## BEGIN PROVIDED ENTRIES

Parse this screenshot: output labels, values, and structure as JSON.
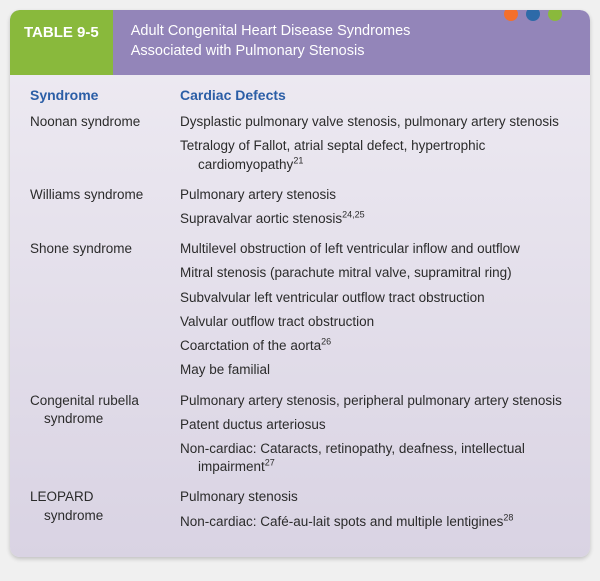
{
  "dots": {
    "colors": [
      "#f36f2b",
      "#2d6aa8",
      "#8ab93c"
    ]
  },
  "header": {
    "table_num": "TABLE 9-5",
    "title_line1": "Adult Congenital Heart Disease Syndromes",
    "title_line2": "Associated with Pulmonary Stenosis",
    "num_bg": "#89b93c",
    "title_bg": "#9385b9"
  },
  "columns": {
    "syndrome": "Syndrome",
    "defects": "Cardiac Defects",
    "header_color": "#2b5ea6"
  },
  "rows": [
    {
      "syndrome": "Noonan syndrome",
      "syndrome_cont": "",
      "defects": [
        {
          "text": "Dysplastic pulmonary valve stenosis, pulmonary artery stenosis",
          "sup": ""
        },
        {
          "text": "Tetralogy of Fallot, atrial septal defect, hypertrophic cardiomyopathy",
          "sup": "21"
        }
      ]
    },
    {
      "syndrome": "Williams syndrome",
      "syndrome_cont": "",
      "defects": [
        {
          "text": "Pulmonary artery stenosis",
          "sup": ""
        },
        {
          "text": "Supravalvar aortic stenosis",
          "sup": "24,25"
        }
      ]
    },
    {
      "syndrome": "Shone syndrome",
      "syndrome_cont": "",
      "defects": [
        {
          "text": "Multilevel obstruction of left ventricular inflow and outflow",
          "sup": ""
        },
        {
          "text": "Mitral stenosis (parachute mitral valve, supramitral ring)",
          "sup": ""
        },
        {
          "text": "Subvalvular left ventricular outflow tract obstruction",
          "sup": ""
        },
        {
          "text": "Valvular outflow tract obstruction",
          "sup": ""
        },
        {
          "text": "Coarctation of the aorta",
          "sup": "26"
        },
        {
          "text": "May be familial",
          "sup": ""
        }
      ]
    },
    {
      "syndrome": "Congenital rubella",
      "syndrome_cont": "syndrome",
      "defects": [
        {
          "text": "Pulmonary artery stenosis, peripheral pulmonary artery stenosis",
          "sup": ""
        },
        {
          "text": "Patent ductus arteriosus",
          "sup": ""
        },
        {
          "text": "Non-cardiac: Cataracts, retinopathy, deafness, intellectual impairment",
          "sup": "27"
        }
      ]
    },
    {
      "syndrome": "LEOPARD",
      "syndrome_cont": "syndrome",
      "defects": [
        {
          "text": "Pulmonary stenosis",
          "sup": ""
        },
        {
          "text": "Non-cardiac: Café-au-lait spots and multiple lentigines",
          "sup": "28"
        }
      ]
    }
  ],
  "body_gradient": {
    "from": "#efecf3",
    "to": "#d9d3e3"
  },
  "text_color": "#2b2b2b",
  "font_family": "Arial, Helvetica, sans-serif"
}
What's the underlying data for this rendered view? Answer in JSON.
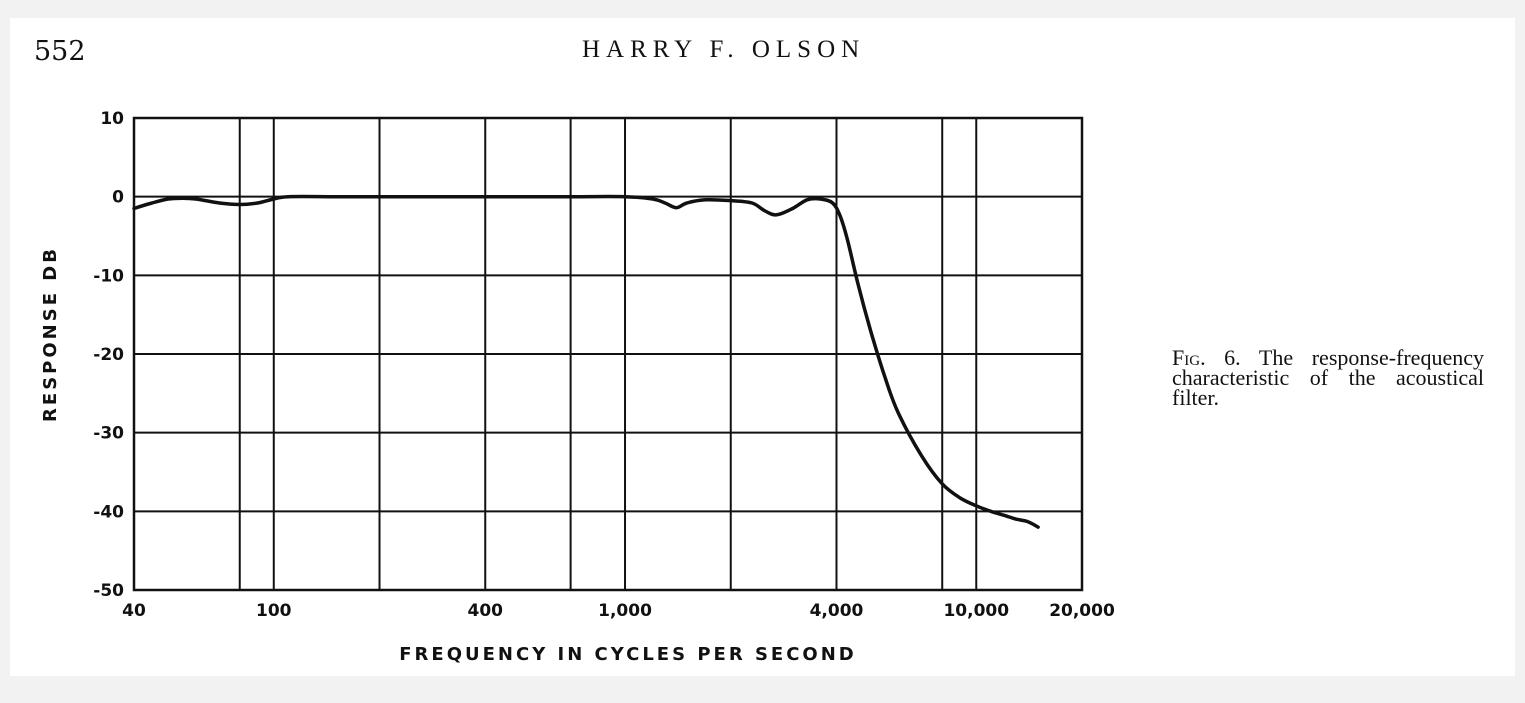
{
  "page": {
    "number": "552",
    "running_head": "HARRY F. OLSON"
  },
  "caption": {
    "label": "Fig. 6.",
    "text": "The response-frequency characteristic of the acoustical filter."
  },
  "colors": {
    "ink": "#111111",
    "paper": "#ffffff",
    "background": "#f2f2f2"
  },
  "chart_data": {
    "type": "line",
    "xlabel": "FREQUENCY IN CYCLES PER SECOND",
    "ylabel": "RESPONSE DB",
    "x_scale": "log",
    "xlim": [
      40,
      20000
    ],
    "ylim": [
      -50,
      10
    ],
    "x_ticks": [
      {
        "value": 40,
        "label": "40"
      },
      {
        "value": 100,
        "label": "100"
      },
      {
        "value": 400,
        "label": "400"
      },
      {
        "value": 1000,
        "label": "1,000"
      },
      {
        "value": 4000,
        "label": "4,000"
      },
      {
        "value": 10000,
        "label": "10,000"
      },
      {
        "value": 20000,
        "label": "20,000"
      }
    ],
    "x_gridlines": [
      40,
      80,
      100,
      200,
      400,
      700,
      1000,
      2000,
      4000,
      8000,
      10000,
      20000
    ],
    "y_ticks": [
      {
        "value": 10,
        "label": "10"
      },
      {
        "value": 0,
        "label": "0"
      },
      {
        "value": -10,
        "label": "-10"
      },
      {
        "value": -20,
        "label": "-20"
      },
      {
        "value": -30,
        "label": "-30"
      },
      {
        "value": -40,
        "label": "-40"
      },
      {
        "value": -50,
        "label": "-50"
      }
    ],
    "grid": true,
    "series": [
      {
        "x": [
          40,
          45,
          50,
          55,
          60,
          70,
          80,
          90,
          100,
          110,
          150,
          200,
          400,
          700,
          1000,
          1200,
          1300,
          1400,
          1500,
          1700,
          2000,
          2300,
          2500,
          2700,
          3000,
          3300,
          3600,
          3900,
          4100,
          4300,
          4600,
          5000,
          5500,
          6000,
          7000,
          8000,
          9000,
          10000,
          11000,
          12000,
          13000,
          14000,
          15000
        ],
        "y": [
          -1.5,
          -0.8,
          -0.3,
          -0.2,
          -0.3,
          -0.8,
          -1.0,
          -0.8,
          -0.3,
          0,
          0,
          0,
          0,
          0,
          0,
          -0.3,
          -0.8,
          -1.4,
          -0.8,
          -0.4,
          -0.5,
          -0.8,
          -1.8,
          -2.3,
          -1.5,
          -0.4,
          -0.3,
          -0.8,
          -2.5,
          -5.5,
          -11,
          -17,
          -23,
          -27.5,
          -33,
          -36.5,
          -38.3,
          -39.3,
          -40,
          -40.5,
          -41,
          -41.3,
          -42
        ]
      }
    ]
  }
}
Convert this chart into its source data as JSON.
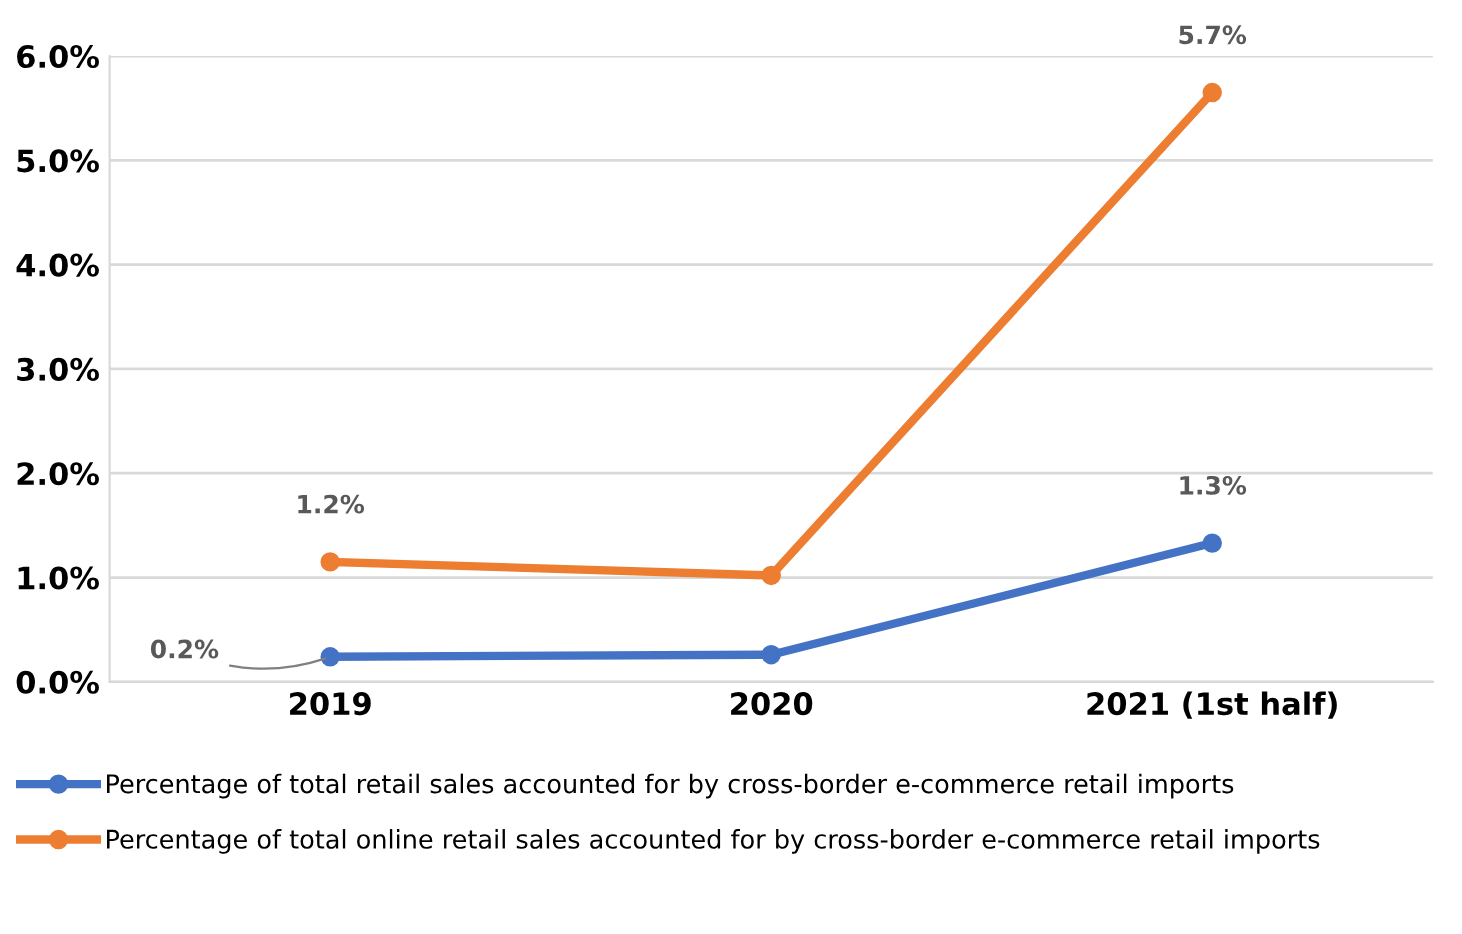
{
  "chart_data": {
    "type": "line",
    "categories": [
      "2019",
      "2020",
      "2021 (1st half)"
    ],
    "series": [
      {
        "name": "Percentage of total retail sales accounted for by cross-border e-commerce retail imports",
        "color": "#4472c4",
        "values": [
          0.24,
          0.26,
          1.33
        ],
        "value_labels": [
          "0.2%",
          null,
          "1.3%"
        ]
      },
      {
        "name": "Percentage of total online retail sales accounted for by cross-border e-commerce retail imports",
        "color": "#ed7d31",
        "values": [
          1.15,
          1.02,
          5.65
        ],
        "value_labels": [
          "1.2%",
          null,
          "5.7%"
        ]
      }
    ],
    "ylim": [
      0,
      6
    ],
    "yticks": [
      {
        "value": 0,
        "label": "0.0%"
      },
      {
        "value": 1,
        "label": "1.0%"
      },
      {
        "value": 2,
        "label": "2.0%"
      },
      {
        "value": 3,
        "label": "3.0%"
      },
      {
        "value": 4,
        "label": "4.0%"
      },
      {
        "value": 5,
        "label": "5.0%"
      },
      {
        "value": 6,
        "label": "6.0%"
      }
    ],
    "grid": "y",
    "legend": "bottom",
    "marker": "circle",
    "line_style": "solid"
  }
}
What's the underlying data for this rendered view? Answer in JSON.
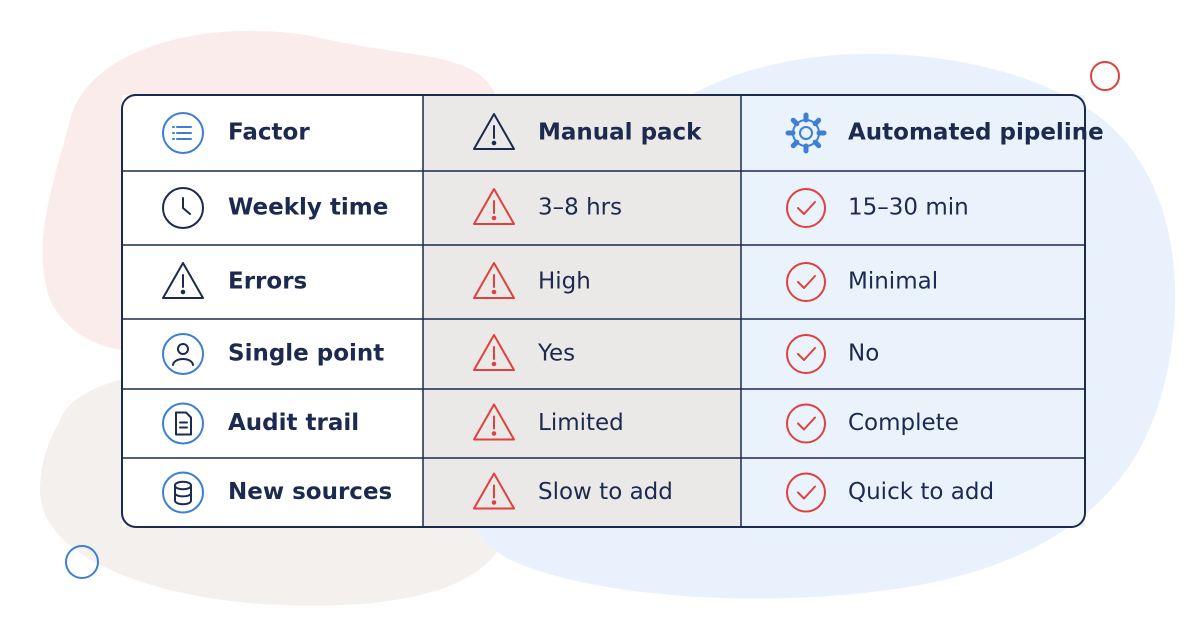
{
  "table": {
    "header": [
      "Factor",
      "Manual pack",
      "Automated pipeline"
    ],
    "rows": [
      [
        "Weekly time",
        "3–8 hrs",
        "15–30 min"
      ],
      [
        "Errors",
        "High",
        "Minimal"
      ],
      [
        "Single point",
        "Yes",
        "No"
      ],
      [
        "Audit trail",
        "Limited",
        "Complete"
      ],
      [
        "New sources",
        "Slow to add",
        "Quick to add"
      ]
    ]
  }
}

## END PROVIDED ENTRIES

▸ **PROBLEM TO WORK ON**:
Gather all lines from the records above in which "tract" appears.

▸ **EXERCISE RESPONSE**:
          "text": "Subvalvular left ventricular outflow tract obstruction",
          "text": "Valvular outflow tract obstruction",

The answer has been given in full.